*** INPUT ***

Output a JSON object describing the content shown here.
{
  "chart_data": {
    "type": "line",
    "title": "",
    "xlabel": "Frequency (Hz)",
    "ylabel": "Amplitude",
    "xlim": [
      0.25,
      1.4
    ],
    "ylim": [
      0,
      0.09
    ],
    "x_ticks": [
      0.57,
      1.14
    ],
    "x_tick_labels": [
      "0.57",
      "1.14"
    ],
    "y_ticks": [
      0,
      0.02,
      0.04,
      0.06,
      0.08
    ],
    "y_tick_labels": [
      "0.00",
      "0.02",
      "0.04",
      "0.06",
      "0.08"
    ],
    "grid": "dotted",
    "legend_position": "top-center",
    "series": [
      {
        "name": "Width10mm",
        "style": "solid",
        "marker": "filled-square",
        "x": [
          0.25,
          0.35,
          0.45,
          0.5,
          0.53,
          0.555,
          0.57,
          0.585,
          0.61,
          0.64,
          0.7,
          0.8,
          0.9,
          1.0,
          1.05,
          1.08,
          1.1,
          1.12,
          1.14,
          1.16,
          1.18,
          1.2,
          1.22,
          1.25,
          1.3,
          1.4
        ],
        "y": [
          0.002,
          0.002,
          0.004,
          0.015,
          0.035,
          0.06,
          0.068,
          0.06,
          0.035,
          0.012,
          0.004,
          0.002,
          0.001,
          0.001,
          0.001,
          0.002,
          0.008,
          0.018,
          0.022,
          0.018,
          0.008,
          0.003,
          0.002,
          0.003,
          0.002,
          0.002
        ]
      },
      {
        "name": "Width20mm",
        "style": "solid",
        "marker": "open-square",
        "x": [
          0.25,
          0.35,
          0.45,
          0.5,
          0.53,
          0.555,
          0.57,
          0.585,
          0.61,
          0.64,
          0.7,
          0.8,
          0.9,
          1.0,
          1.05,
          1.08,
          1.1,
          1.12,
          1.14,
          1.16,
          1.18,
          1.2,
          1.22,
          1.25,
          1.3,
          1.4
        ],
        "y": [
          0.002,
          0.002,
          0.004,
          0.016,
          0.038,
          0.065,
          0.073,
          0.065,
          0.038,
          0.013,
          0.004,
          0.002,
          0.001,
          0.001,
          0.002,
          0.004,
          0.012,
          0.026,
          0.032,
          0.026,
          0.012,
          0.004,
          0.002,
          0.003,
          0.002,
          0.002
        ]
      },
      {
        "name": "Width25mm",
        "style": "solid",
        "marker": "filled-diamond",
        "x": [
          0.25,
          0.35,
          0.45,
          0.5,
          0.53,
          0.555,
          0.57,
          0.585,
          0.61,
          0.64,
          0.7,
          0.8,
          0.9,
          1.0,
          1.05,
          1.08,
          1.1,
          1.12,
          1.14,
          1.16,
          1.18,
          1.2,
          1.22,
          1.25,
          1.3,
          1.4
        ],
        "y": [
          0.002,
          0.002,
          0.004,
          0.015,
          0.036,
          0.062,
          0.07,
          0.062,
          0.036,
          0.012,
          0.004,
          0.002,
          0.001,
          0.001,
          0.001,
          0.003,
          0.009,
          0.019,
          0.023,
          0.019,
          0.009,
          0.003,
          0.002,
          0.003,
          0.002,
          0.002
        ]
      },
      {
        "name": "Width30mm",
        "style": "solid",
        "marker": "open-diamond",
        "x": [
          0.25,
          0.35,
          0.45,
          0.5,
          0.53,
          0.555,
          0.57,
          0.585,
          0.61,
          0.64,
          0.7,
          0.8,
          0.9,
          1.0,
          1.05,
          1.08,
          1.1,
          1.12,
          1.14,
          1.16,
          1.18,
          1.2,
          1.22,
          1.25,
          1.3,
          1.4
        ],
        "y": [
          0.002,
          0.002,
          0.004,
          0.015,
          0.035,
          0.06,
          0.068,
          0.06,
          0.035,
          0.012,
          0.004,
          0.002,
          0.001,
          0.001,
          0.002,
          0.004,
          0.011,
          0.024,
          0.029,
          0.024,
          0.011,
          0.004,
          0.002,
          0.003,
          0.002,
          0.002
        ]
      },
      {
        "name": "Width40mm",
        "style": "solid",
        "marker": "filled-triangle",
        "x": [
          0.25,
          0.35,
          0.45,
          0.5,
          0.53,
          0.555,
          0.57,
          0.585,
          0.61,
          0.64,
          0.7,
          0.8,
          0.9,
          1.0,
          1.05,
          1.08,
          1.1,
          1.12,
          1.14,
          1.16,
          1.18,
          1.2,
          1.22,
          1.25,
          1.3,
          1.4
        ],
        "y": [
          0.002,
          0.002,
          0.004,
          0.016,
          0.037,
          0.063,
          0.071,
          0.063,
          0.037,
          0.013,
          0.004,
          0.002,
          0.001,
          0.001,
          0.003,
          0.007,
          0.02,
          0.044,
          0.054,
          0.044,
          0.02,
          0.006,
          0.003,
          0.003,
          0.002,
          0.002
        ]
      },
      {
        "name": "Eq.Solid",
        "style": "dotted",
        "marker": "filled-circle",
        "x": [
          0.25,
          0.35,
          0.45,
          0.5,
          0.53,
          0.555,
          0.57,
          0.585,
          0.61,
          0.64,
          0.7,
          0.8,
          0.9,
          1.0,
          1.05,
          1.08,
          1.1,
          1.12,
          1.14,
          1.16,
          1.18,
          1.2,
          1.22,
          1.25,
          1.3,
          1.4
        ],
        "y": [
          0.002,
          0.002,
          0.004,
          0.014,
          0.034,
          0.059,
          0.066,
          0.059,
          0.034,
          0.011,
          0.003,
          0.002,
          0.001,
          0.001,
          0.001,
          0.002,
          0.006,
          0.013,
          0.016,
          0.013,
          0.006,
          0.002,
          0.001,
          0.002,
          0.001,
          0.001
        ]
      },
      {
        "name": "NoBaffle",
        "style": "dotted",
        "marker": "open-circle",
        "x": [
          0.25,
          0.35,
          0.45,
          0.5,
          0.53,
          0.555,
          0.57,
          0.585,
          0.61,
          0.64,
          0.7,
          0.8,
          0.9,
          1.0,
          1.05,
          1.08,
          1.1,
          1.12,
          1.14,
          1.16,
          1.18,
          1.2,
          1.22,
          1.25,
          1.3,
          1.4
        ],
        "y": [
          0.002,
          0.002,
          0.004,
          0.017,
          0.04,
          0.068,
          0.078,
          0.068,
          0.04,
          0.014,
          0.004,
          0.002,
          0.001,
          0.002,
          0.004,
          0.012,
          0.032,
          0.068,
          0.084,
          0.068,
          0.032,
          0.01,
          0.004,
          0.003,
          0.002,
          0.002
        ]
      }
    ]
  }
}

***

CHALLENGE: Copy out each record, keeping every word as it is.

REPLY TO THE TASK:
Output a JSON object describing the content shown here.
{
  "chart_data": {
    "type": "line",
    "title": "",
    "xlabel": "Frequency (Hz)",
    "ylabel": "Amplitude",
    "xlim": [
      0.25,
      1.4
    ],
    "ylim": [
      0,
      0.09
    ],
    "x_ticks": [
      0.57,
      1.14
    ],
    "x_tick_labels": [
      "0.57",
      "1.14"
    ],
    "y_ticks": [
      0,
      0.02,
      0.04,
      0.06,
      0.08
    ],
    "y_tick_labels": [
      "0.00",
      "0.02",
      "0.04",
      "0.06",
      "0.08"
    ],
    "grid": "dotted",
    "legend_position": "top-center",
    "series": [
      {
        "name": "Width10mm",
        "style": "solid",
        "marker": "filled-square",
        "x": [
          0.25,
          0.35,
          0.45,
          0.5,
          0.53,
          0.555,
          0.57,
          0.585,
          0.61,
          0.64,
          0.7,
          0.8,
          0.9,
          1.0,
          1.05,
          1.08,
          1.1,
          1.12,
          1.14,
          1.16,
          1.18,
          1.2,
          1.22,
          1.25,
          1.3,
          1.4
        ],
        "y": [
          0.002,
          0.002,
          0.004,
          0.015,
          0.035,
          0.06,
          0.068,
          0.06,
          0.035,
          0.012,
          0.004,
          0.002,
          0.001,
          0.001,
          0.001,
          0.002,
          0.008,
          0.018,
          0.022,
          0.018,
          0.008,
          0.003,
          0.002,
          0.003,
          0.002,
          0.002
        ]
      },
      {
        "name": "Width20mm",
        "style": "solid",
        "marker": "open-square",
        "x": [
          0.25,
          0.35,
          0.45,
          0.5,
          0.53,
          0.555,
          0.57,
          0.585,
          0.61,
          0.64,
          0.7,
          0.8,
          0.9,
          1.0,
          1.05,
          1.08,
          1.1,
          1.12,
          1.14,
          1.16,
          1.18,
          1.2,
          1.22,
          1.25,
          1.3,
          1.4
        ],
        "y": [
          0.002,
          0.002,
          0.004,
          0.016,
          0.038,
          0.065,
          0.073,
          0.065,
          0.038,
          0.013,
          0.004,
          0.002,
          0.001,
          0.001,
          0.002,
          0.004,
          0.012,
          0.026,
          0.032,
          0.026,
          0.012,
          0.004,
          0.002,
          0.003,
          0.002,
          0.002
        ]
      },
      {
        "name": "Width25mm",
        "style": "solid",
        "marker": "filled-diamond",
        "x": [
          0.25,
          0.35,
          0.45,
          0.5,
          0.53,
          0.555,
          0.57,
          0.585,
          0.61,
          0.64,
          0.7,
          0.8,
          0.9,
          1.0,
          1.05,
          1.08,
          1.1,
          1.12,
          1.14,
          1.16,
          1.18,
          1.2,
          1.22,
          1.25,
          1.3,
          1.4
        ],
        "y": [
          0.002,
          0.002,
          0.004,
          0.015,
          0.036,
          0.062,
          0.07,
          0.062,
          0.036,
          0.012,
          0.004,
          0.002,
          0.001,
          0.001,
          0.001,
          0.003,
          0.009,
          0.019,
          0.023,
          0.019,
          0.009,
          0.003,
          0.002,
          0.003,
          0.002,
          0.002
        ]
      },
      {
        "name": "Width30mm",
        "style": "solid",
        "marker": "open-diamond",
        "x": [
          0.25,
          0.35,
          0.45,
          0.5,
          0.53,
          0.555,
          0.57,
          0.585,
          0.61,
          0.64,
          0.7,
          0.8,
          0.9,
          1.0,
          1.05,
          1.08,
          1.1,
          1.12,
          1.14,
          1.16,
          1.18,
          1.2,
          1.22,
          1.25,
          1.3,
          1.4
        ],
        "y": [
          0.002,
          0.002,
          0.004,
          0.015,
          0.035,
          0.06,
          0.068,
          0.06,
          0.035,
          0.012,
          0.004,
          0.002,
          0.001,
          0.001,
          0.002,
          0.004,
          0.011,
          0.024,
          0.029,
          0.024,
          0.011,
          0.004,
          0.002,
          0.003,
          0.002,
          0.002
        ]
      },
      {
        "name": "Width40mm",
        "style": "solid",
        "marker": "filled-triangle",
        "x": [
          0.25,
          0.35,
          0.45,
          0.5,
          0.53,
          0.555,
          0.57,
          0.585,
          0.61,
          0.64,
          0.7,
          0.8,
          0.9,
          1.0,
          1.05,
          1.08,
          1.1,
          1.12,
          1.14,
          1.16,
          1.18,
          1.2,
          1.22,
          1.25,
          1.3,
          1.4
        ],
        "y": [
          0.002,
          0.002,
          0.004,
          0.016,
          0.037,
          0.063,
          0.071,
          0.063,
          0.037,
          0.013,
          0.004,
          0.002,
          0.001,
          0.001,
          0.003,
          0.007,
          0.02,
          0.044,
          0.054,
          0.044,
          0.02,
          0.006,
          0.003,
          0.003,
          0.002,
          0.002
        ]
      },
      {
        "name": "Eq.Solid",
        "style": "dotted",
        "marker": "filled-circle",
        "x": [
          0.25,
          0.35,
          0.45,
          0.5,
          0.53,
          0.555,
          0.57,
          0.585,
          0.61,
          0.64,
          0.7,
          0.8,
          0.9,
          1.0,
          1.05,
          1.08,
          1.1,
          1.12,
          1.14,
          1.16,
          1.18,
          1.2,
          1.22,
          1.25,
          1.3,
          1.4
        ],
        "y": [
          0.002,
          0.002,
          0.004,
          0.014,
          0.034,
          0.059,
          0.066,
          0.059,
          0.034,
          0.011,
          0.003,
          0.002,
          0.001,
          0.001,
          0.001,
          0.002,
          0.006,
          0.013,
          0.016,
          0.013,
          0.006,
          0.002,
          0.001,
          0.002,
          0.001,
          0.001
        ]
      },
      {
        "name": "NoBaffle",
        "style": "dotted",
        "marker": "open-circle",
        "x": [
          0.25,
          0.35,
          0.45,
          0.5,
          0.53,
          0.555,
          0.57,
          0.585,
          0.61,
          0.64,
          0.7,
          0.8,
          0.9,
          1.0,
          1.05,
          1.08,
          1.1,
          1.12,
          1.14,
          1.16,
          1.18,
          1.2,
          1.22,
          1.25,
          1.3,
          1.4
        ],
        "y": [
          0.002,
          0.002,
          0.004,
          0.017,
          0.04,
          0.068,
          0.078,
          0.068,
          0.04,
          0.014,
          0.004,
          0.002,
          0.001,
          0.002,
          0.004,
          0.012,
          0.032,
          0.068,
          0.084,
          0.068,
          0.032,
          0.01,
          0.004,
          0.003,
          0.002,
          0.002
        ]
      }
    ]
  }
}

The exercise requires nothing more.